--- Start of Data for this task ---

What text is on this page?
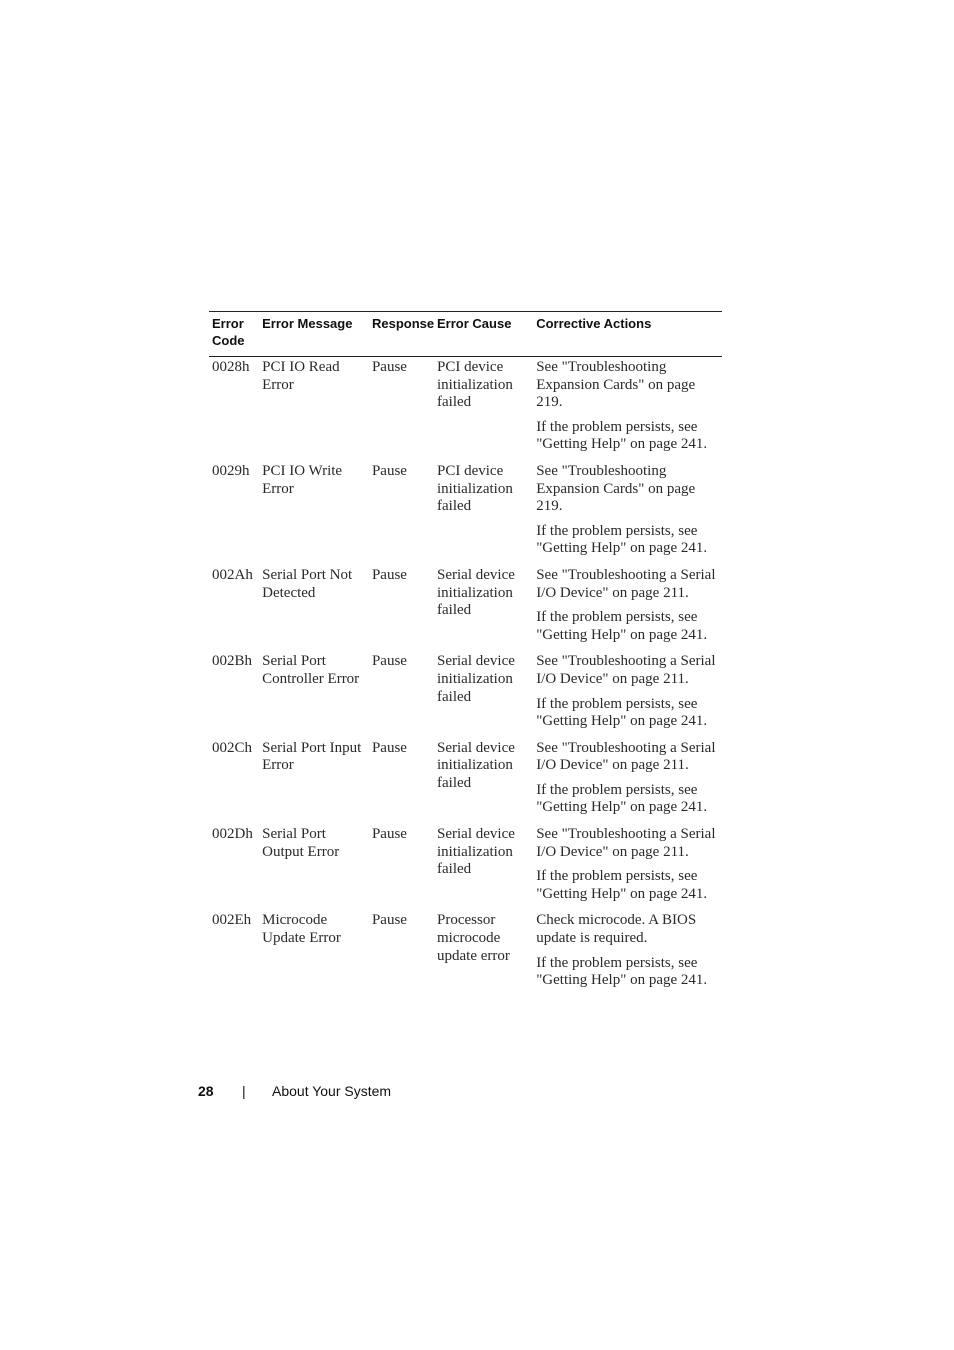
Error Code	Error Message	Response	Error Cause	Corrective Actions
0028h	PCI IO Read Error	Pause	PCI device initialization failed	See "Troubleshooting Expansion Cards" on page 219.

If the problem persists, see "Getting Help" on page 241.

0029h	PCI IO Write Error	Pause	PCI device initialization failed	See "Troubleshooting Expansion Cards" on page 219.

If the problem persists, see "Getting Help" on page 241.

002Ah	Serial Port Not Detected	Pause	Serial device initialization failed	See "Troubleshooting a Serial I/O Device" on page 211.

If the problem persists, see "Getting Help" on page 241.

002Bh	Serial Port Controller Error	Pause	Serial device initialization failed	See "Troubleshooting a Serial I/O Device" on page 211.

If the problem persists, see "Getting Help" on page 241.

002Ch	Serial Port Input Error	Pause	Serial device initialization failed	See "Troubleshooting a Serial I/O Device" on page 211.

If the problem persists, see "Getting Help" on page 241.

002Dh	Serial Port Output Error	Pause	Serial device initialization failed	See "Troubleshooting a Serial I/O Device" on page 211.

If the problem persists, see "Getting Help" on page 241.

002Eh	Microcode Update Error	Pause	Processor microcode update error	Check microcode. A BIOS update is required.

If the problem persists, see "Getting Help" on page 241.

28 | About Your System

--- End of Data for this task ---
--- Start of Data for this task ---

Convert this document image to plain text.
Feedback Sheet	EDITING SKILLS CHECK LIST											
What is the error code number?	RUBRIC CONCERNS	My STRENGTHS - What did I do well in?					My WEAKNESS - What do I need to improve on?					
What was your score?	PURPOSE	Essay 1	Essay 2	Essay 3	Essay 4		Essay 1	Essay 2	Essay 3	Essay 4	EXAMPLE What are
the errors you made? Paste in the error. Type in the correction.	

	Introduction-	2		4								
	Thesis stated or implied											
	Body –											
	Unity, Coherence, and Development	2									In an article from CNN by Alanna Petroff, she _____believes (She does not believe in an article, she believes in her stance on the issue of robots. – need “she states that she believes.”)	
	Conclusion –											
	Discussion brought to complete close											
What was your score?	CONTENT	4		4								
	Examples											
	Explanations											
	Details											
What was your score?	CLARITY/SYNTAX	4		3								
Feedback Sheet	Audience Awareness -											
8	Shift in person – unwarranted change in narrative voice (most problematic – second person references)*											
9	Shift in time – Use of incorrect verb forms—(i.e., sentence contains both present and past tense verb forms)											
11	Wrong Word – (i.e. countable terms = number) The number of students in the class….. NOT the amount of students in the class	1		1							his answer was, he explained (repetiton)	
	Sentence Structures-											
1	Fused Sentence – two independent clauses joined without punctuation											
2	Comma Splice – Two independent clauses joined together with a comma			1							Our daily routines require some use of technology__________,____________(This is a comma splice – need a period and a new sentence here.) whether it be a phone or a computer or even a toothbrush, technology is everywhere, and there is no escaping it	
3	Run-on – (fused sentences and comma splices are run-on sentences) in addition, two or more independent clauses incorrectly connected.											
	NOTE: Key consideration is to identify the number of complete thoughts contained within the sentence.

--- End of Data for this task ---
--- Start of Data for this task ---

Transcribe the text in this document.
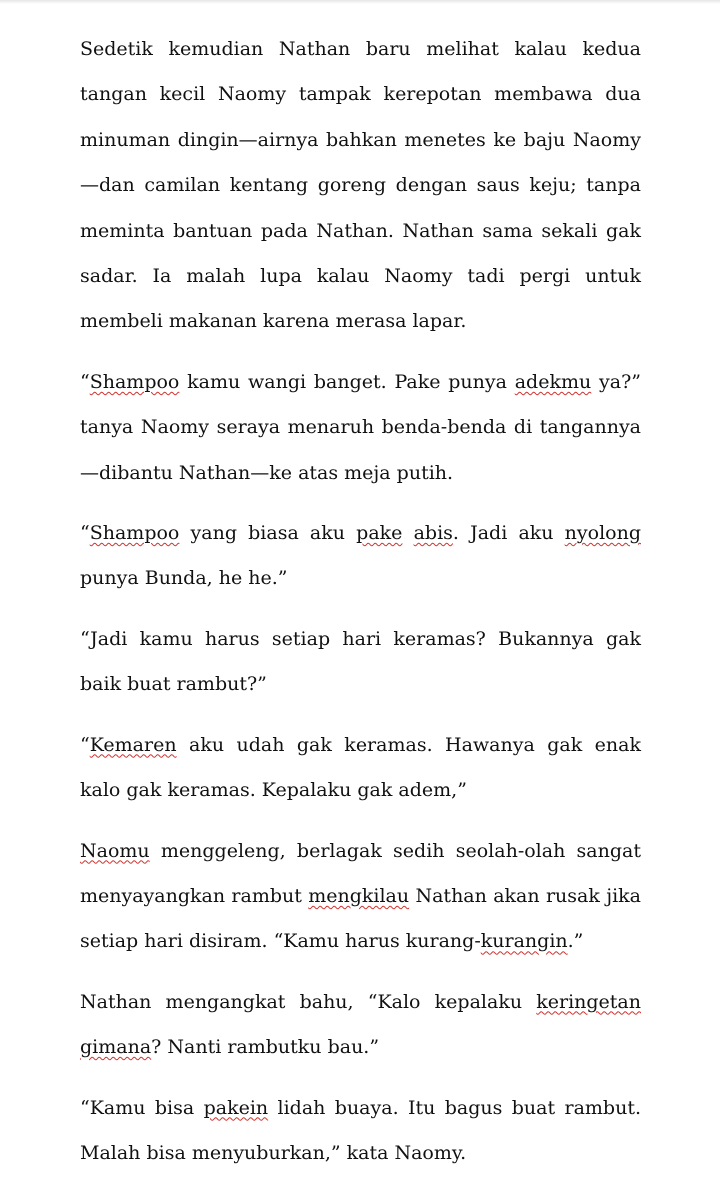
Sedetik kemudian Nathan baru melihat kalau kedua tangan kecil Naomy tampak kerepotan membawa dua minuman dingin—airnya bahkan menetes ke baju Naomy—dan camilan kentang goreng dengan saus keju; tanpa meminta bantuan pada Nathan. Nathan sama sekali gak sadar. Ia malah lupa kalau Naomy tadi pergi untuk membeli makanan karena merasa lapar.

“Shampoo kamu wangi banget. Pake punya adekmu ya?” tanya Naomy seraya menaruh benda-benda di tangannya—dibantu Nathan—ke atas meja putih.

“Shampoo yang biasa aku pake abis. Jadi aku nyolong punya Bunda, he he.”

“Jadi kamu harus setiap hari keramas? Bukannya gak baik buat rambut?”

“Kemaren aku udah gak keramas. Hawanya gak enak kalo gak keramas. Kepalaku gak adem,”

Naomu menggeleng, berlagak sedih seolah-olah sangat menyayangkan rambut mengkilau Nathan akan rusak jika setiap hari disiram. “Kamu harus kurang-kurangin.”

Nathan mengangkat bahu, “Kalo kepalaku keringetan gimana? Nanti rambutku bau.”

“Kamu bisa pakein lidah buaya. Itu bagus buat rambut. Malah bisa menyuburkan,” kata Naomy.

--- End of Data for this task ---

» **What is needed**:
Extract, from the listing above, every line where the string "Shampoo" occurs.

» **Written reply**:
“Shampoo kamu wangi banget. Pake punya adekmu ya?” tanya Naomy seraya menaruh benda-benda di tangannya—dibantu Nathan—ke atas meja putih.
“Shampoo yang biasa aku pake abis. Jadi aku nyolong punya Bunda, he he.”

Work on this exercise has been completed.